◆ The exercise ◆
Please state how many lines in the records contain the string "rainfall", with no words besides the number.

Dataset rows about figures:

* * * * *

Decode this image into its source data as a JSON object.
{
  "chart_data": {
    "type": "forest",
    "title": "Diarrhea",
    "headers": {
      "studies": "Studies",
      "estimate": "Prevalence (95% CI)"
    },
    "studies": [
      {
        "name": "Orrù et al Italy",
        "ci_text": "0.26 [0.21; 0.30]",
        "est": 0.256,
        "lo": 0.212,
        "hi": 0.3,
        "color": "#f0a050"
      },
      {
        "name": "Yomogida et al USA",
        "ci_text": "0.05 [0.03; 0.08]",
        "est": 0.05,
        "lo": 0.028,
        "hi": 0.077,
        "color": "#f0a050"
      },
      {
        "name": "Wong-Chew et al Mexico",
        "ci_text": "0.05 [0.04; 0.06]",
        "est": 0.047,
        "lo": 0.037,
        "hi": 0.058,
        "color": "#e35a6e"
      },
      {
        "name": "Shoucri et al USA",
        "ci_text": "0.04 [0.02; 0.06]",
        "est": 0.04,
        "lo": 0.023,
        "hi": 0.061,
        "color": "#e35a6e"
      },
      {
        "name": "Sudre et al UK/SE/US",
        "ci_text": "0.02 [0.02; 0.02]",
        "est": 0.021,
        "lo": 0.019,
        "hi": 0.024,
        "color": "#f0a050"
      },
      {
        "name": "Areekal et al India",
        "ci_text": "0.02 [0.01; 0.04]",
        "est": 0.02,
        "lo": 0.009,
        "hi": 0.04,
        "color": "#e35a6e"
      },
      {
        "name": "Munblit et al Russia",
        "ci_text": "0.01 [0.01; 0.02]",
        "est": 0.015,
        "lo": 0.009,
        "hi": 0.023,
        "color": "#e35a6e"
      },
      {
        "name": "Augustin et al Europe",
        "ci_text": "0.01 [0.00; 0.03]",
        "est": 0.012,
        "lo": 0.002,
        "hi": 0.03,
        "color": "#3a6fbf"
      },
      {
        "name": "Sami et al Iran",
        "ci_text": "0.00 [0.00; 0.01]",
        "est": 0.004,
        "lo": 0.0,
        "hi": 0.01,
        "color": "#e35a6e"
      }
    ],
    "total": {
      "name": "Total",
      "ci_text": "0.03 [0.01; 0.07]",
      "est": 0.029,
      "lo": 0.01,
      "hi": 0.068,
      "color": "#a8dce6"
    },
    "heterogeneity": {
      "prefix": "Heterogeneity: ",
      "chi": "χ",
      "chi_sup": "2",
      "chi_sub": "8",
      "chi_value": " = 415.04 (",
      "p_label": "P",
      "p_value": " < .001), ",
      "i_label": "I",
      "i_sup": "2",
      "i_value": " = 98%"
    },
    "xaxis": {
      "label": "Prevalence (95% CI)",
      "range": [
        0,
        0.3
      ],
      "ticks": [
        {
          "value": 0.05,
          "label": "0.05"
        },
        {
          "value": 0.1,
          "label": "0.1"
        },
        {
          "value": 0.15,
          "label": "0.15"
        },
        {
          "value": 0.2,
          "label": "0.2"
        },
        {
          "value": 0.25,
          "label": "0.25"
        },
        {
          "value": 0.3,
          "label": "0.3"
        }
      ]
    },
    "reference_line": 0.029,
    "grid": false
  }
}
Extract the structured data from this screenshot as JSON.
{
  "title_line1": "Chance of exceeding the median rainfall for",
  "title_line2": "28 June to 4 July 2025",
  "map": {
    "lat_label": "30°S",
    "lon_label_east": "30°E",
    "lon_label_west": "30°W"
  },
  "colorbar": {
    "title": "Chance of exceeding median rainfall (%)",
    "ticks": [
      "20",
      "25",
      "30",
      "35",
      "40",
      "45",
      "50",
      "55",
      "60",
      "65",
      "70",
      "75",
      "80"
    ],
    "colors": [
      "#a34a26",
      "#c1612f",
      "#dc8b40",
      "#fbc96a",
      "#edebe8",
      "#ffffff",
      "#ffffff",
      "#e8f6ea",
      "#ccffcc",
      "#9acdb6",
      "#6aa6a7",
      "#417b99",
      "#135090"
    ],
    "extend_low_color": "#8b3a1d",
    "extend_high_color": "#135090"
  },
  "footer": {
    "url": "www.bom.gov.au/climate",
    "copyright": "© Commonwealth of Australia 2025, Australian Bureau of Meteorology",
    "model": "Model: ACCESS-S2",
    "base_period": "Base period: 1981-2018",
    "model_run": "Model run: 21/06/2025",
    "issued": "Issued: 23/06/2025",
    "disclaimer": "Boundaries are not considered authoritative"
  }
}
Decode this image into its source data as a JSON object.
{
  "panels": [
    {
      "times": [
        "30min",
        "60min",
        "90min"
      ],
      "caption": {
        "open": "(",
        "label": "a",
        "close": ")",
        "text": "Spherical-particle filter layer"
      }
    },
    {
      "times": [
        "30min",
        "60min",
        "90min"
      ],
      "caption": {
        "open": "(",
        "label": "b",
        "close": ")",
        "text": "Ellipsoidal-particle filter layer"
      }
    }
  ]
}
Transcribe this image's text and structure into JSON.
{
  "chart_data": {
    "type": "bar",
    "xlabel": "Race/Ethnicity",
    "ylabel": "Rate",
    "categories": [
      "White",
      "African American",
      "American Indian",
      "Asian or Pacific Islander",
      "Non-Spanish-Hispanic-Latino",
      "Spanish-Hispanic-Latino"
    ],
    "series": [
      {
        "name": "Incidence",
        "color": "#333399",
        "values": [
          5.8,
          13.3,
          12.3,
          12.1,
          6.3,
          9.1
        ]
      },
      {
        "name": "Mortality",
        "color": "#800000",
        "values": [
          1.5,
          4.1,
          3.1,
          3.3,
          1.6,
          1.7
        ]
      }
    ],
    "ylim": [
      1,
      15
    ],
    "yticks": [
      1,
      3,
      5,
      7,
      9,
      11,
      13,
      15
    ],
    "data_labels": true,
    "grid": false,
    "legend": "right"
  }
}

* * * * *

◆ Reply ◆
2